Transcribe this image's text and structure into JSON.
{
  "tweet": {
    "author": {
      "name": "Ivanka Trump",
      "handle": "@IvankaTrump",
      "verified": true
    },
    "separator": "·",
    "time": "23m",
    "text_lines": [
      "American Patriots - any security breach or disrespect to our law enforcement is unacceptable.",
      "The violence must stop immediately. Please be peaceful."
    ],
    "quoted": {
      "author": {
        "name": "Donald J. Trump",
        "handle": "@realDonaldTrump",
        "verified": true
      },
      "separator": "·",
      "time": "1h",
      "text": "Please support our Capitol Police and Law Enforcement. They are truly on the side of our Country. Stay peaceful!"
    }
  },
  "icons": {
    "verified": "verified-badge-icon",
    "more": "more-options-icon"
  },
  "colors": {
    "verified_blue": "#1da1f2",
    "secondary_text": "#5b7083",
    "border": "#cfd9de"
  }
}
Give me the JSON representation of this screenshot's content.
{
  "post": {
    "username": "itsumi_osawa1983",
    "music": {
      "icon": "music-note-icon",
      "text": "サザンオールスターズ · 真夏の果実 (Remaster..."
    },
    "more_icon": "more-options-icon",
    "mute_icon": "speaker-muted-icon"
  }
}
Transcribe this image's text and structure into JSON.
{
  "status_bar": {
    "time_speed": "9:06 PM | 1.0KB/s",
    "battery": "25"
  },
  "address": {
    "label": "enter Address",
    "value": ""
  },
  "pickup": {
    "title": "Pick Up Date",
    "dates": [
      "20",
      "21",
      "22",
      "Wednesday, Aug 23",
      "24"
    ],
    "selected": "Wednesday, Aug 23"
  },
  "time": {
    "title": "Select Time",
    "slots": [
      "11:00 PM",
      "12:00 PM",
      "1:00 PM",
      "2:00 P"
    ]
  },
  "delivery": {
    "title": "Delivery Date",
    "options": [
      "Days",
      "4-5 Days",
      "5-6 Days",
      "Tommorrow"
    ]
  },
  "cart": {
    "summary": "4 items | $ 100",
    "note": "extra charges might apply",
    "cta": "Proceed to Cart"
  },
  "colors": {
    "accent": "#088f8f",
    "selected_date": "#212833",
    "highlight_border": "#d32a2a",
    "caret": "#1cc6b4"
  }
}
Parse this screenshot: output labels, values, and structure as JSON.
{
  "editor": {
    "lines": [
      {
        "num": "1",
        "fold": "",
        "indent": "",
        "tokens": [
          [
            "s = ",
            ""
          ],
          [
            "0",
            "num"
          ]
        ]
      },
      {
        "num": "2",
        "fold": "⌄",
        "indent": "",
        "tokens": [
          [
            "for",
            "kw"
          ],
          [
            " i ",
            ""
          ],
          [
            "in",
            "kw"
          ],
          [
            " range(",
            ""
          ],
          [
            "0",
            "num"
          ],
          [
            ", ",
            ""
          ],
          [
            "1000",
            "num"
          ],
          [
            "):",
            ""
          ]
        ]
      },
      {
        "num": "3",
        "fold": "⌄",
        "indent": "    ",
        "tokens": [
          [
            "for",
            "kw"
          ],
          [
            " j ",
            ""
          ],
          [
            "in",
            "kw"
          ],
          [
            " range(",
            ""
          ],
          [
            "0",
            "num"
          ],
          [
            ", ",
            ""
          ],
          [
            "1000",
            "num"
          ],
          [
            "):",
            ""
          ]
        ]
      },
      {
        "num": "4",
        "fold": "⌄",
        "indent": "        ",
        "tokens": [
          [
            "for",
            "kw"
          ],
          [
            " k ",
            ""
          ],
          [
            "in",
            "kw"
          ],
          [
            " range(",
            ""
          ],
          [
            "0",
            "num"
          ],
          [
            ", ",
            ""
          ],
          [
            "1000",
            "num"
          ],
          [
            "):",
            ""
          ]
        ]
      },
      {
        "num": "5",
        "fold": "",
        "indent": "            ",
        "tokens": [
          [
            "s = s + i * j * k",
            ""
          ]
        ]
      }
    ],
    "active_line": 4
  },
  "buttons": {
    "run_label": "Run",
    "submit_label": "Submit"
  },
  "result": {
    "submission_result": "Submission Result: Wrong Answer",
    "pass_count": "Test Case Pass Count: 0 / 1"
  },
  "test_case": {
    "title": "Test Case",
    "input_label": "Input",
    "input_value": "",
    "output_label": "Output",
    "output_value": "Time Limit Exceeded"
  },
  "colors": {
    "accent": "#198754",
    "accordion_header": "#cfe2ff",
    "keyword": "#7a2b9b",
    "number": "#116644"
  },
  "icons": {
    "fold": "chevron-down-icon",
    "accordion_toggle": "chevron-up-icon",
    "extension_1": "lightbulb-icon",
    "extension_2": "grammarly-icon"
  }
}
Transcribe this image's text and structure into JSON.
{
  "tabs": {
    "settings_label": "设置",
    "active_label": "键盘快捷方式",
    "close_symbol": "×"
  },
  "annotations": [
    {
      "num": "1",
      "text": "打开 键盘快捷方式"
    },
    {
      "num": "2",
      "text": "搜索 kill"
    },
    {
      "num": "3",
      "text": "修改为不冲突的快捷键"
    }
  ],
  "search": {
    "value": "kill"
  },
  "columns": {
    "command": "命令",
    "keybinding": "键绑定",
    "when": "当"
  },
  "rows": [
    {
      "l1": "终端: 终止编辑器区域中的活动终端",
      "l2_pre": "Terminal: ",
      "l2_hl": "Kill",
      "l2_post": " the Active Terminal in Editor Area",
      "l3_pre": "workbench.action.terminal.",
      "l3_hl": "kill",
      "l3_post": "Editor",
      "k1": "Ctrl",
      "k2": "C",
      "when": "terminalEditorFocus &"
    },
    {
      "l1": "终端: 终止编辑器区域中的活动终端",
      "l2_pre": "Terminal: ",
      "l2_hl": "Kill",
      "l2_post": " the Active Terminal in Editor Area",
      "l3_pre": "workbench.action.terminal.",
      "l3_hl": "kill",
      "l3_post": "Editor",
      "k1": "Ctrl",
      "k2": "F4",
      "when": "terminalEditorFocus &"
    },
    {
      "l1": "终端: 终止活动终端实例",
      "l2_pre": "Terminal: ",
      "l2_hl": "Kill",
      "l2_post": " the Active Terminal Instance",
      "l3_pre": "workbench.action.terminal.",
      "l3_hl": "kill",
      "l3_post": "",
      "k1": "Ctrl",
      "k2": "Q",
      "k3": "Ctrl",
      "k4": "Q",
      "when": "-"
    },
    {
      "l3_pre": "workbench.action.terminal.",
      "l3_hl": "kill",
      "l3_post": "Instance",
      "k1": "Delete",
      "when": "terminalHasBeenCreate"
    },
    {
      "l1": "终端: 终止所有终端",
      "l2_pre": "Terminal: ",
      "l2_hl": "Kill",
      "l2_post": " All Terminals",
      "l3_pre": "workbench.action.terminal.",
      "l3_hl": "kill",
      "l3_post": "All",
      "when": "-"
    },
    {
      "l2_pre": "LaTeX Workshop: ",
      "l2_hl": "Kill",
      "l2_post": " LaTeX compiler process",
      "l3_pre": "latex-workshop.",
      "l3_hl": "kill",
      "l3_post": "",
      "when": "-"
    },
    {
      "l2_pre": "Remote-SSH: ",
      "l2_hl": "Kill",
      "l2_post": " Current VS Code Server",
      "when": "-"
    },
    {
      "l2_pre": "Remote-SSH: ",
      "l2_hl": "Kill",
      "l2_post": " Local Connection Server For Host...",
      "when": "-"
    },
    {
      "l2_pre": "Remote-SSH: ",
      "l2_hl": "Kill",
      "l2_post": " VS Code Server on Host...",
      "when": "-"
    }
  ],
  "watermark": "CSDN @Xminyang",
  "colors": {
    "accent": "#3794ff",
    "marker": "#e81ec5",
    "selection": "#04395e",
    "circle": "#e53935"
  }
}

* [Exercise objective]: Repeat the records above exactly.

* [Exercise solution]:
Transcribe this image's text and structure into JSON.
{
  "tweet": {
    "author": {
      "name": "Ivanka Trump",
      "handle": "@IvankaTrump",
      "verified": true
    },
    "separator": "·",
    "time": "23m",
    "text_lines": [
      "American Patriots - any security breach or disrespect to our law enforcement is unacceptable.",
      "The violence must stop immediately. Please be peaceful."
    ],
    "quoted": {
      "author": {
        "name": "Donald J. Trump",
        "handle": "@realDonaldTrump",
        "verified": true
      },
      "separator": "·",
      "time": "1h",
      "text": "Please support our Capitol Police and Law Enforcement. They are truly on the side of our Country. Stay peaceful!"
    }
  },
  "icons": {
    "verified": "verified-badge-icon",
    "more": "more-options-icon"
  },
  "colors": {
    "verified_blue": "#1da1f2",
    "secondary_text": "#5b7083",
    "border": "#cfd9de"
  }
}
Give me the JSON representation of this screenshot's content.
{
  "post": {
    "username": "itsumi_osawa1983",
    "music": {
      "icon": "music-note-icon",
      "text": "サザンオールスターズ · 真夏の果実 (Remaster..."
    },
    "more_icon": "more-options-icon",
    "mute_icon": "speaker-muted-icon"
  }
}
Transcribe this image's text and structure into JSON.
{
  "status_bar": {
    "time_speed": "9:06 PM | 1.0KB/s",
    "battery": "25"
  },
  "address": {
    "label": "enter Address",
    "value": ""
  },
  "pickup": {
    "title": "Pick Up Date",
    "dates": [
      "20",
      "21",
      "22",
      "Wednesday, Aug 23",
      "24"
    ],
    "selected": "Wednesday, Aug 23"
  },
  "time": {
    "title": "Select Time",
    "slots": [
      "11:00 PM",
      "12:00 PM",
      "1:00 PM",
      "2:00 P"
    ]
  },
  "delivery": {
    "title": "Delivery Date",
    "options": [
      "Days",
      "4-5 Days",
      "5-6 Days",
      "Tommorrow"
    ]
  },
  "cart": {
    "summary": "4 items | $ 100",
    "note": "extra charges might apply",
    "cta": "Proceed to Cart"
  },
  "colors": {
    "accent": "#088f8f",
    "selected_date": "#212833",
    "highlight_border": "#d32a2a",
    "caret": "#1cc6b4"
  }
}
Parse this screenshot: output labels, values, and structure as JSON.
{
  "editor": {
    "lines": [
      {
        "num": "1",
        "fold": "",
        "indent": "",
        "tokens": [
          [
            "s = ",
            ""
          ],
          [
            "0",
            "num"
          ]
        ]
      },
      {
        "num": "2",
        "fold": "⌄",
        "indent": "",
        "tokens": [
          [
            "for",
            "kw"
          ],
          [
            " i ",
            ""
          ],
          [
            "in",
            "kw"
          ],
          [
            " range(",
            ""
          ],
          [
            "0",
            "num"
          ],
          [
            ", ",
            ""
          ],
          [
            "1000",
            "num"
          ],
          [
            "):",
            ""
          ]
        ]
      },
      {
        "num": "3",
        "fold": "⌄",
        "indent": "    ",
        "tokens": [
          [
            "for",
            "kw"
          ],
          [
            " j ",
            ""
          ],
          [
            "in",
            "kw"
          ],
          [
            " range(",
            ""
          ],
          [
            "0",
            "num"
          ],
          [
            ", ",
            ""
          ],
          [
            "1000",
            "num"
          ],
          [
            "):",
            ""
          ]
        ]
      },
      {
        "num": "4",
        "fold": "⌄",
        "indent": "        ",
        "tokens": [
          [
            "for",
            "kw"
          ],
          [
            " k ",
            ""
          ],
          [
            "in",
            "kw"
          ],
          [
            " range(",
            ""
          ],
          [
            "0",
            "num"
          ],
          [
            ", ",
            ""
          ],
          [
            "1000",
            "num"
          ],
          [
            "):",
            ""
          ]
        ]
      },
      {
        "num": "5",
        "fold": "",
        "indent": "            ",
        "tokens": [
          [
            "s = s + i * j * k",
            ""
          ]
        ]
      }
    ],
    "active_line": 4
  },
  "buttons": {
    "run_label": "Run",
    "submit_label": "Submit"
  },
  "result": {
    "submission_result": "Submission Result: Wrong Answer",
    "pass_count": "Test Case Pass Count: 0 / 1"
  },
  "test_case": {
    "title": "Test Case",
    "input_label": "Input",
    "input_value": "",
    "output_label": "Output",
    "output_value": "Time Limit Exceeded"
  },
  "colors": {
    "accent": "#198754",
    "accordion_header": "#cfe2ff",
    "keyword": "#7a2b9b",
    "number": "#116644"
  },
  "icons": {
    "fold": "chevron-down-icon",
    "accordion_toggle": "chevron-up-icon",
    "extension_1": "lightbulb-icon",
    "extension_2": "grammarly-icon"
  }
}
Transcribe this image's text and structure into JSON.
{
  "tabs": {
    "settings_label": "设置",
    "active_label": "键盘快捷方式",
    "close_symbol": "×"
  },
  "annotations": [
    {
      "num": "1",
      "text": "打开 键盘快捷方式"
    },
    {
      "num": "2",
      "text": "搜索 kill"
    },
    {
      "num": "3",
      "text": "修改为不冲突的快捷键"
    }
  ],
  "search": {
    "value": "kill"
  },
  "columns": {
    "command": "命令",
    "keybinding": "键绑定",
    "when": "当"
  },
  "rows": [
    {
      "l1": "终端: 终止编辑器区域中的活动终端",
      "l2_pre": "Terminal: ",
      "l2_hl": "Kill",
      "l2_post": " the Active Terminal in Editor Area",
      "l3_pre": "workbench.action.terminal.",
      "l3_hl": "kill",
      "l3_post": "Editor",
      "k1": "Ctrl",
      "k2": "C",
      "when": "terminalEditorFocus &"
    },
    {
      "l1": "终端: 终止编辑器区域中的活动终端",
      "l2_pre": "Terminal: ",
      "l2_hl": "Kill",
      "l2_post": " the Active Terminal in Editor Area",
      "l3_pre": "workbench.action.terminal.",
      "l3_hl": "kill",
      "l3_post": "Editor",
      "k1": "Ctrl",
      "k2": "F4",
      "when": "terminalEditorFocus &"
    },
    {
      "l1": "终端: 终止活动终端实例",
      "l2_pre": "Terminal: ",
      "l2_hl": "Kill",
      "l2_post": " the Active Terminal Instance",
      "l3_pre": "workbench.action.terminal.",
      "l3_hl": "kill",
      "l3_post": "",
      "k1": "Ctrl",
      "k2": "Q",
      "k3": "Ctrl",
      "k4": "Q",
      "when": "-"
    },
    {
      "l3_pre": "workbench.action.terminal.",
      "l3_hl": "kill",
      "l3_post": "Instance",
      "k1": "Delete",
      "when": "terminalHasBeenCreate"
    },
    {
      "l1": "终端: 终止所有终端",
      "l2_pre": "Terminal: ",
      "l2_hl": "Kill",
      "l2_post": " All Terminals",
      "l3_pre": "workbench.action.terminal.",
      "l3_hl": "kill",
      "l3_post": "All",
      "when": "-"
    },
    {
      "l2_pre": "LaTeX Workshop: ",
      "l2_hl": "Kill",
      "l2_post": " LaTeX compiler process",
      "l3_pre": "latex-workshop.",
      "l3_hl": "kill",
      "l3_post": "",
      "when": "-"
    },
    {
      "l2_pre": "Remote-SSH: ",
      "l2_hl": "Kill",
      "l2_post": " Current VS Code Server",
      "when": "-"
    },
    {
      "l2_pre": "Remote-SSH: ",
      "l2_hl": "Kill",
      "l2_post": " Local Connection Server For Host...",
      "when": "-"
    },
    {
      "l2_pre": "Remote-SSH: ",
      "l2_hl": "Kill",
      "l2_post": " VS Code Server on Host...",
      "when": "-"
    }
  ],
  "watermark": "CSDN @Xminyang",
  "colors": {
    "accent": "#3794ff",
    "marker": "#e81ec5",
    "selection": "#04395e",
    "circle": "#e53935"
  }
}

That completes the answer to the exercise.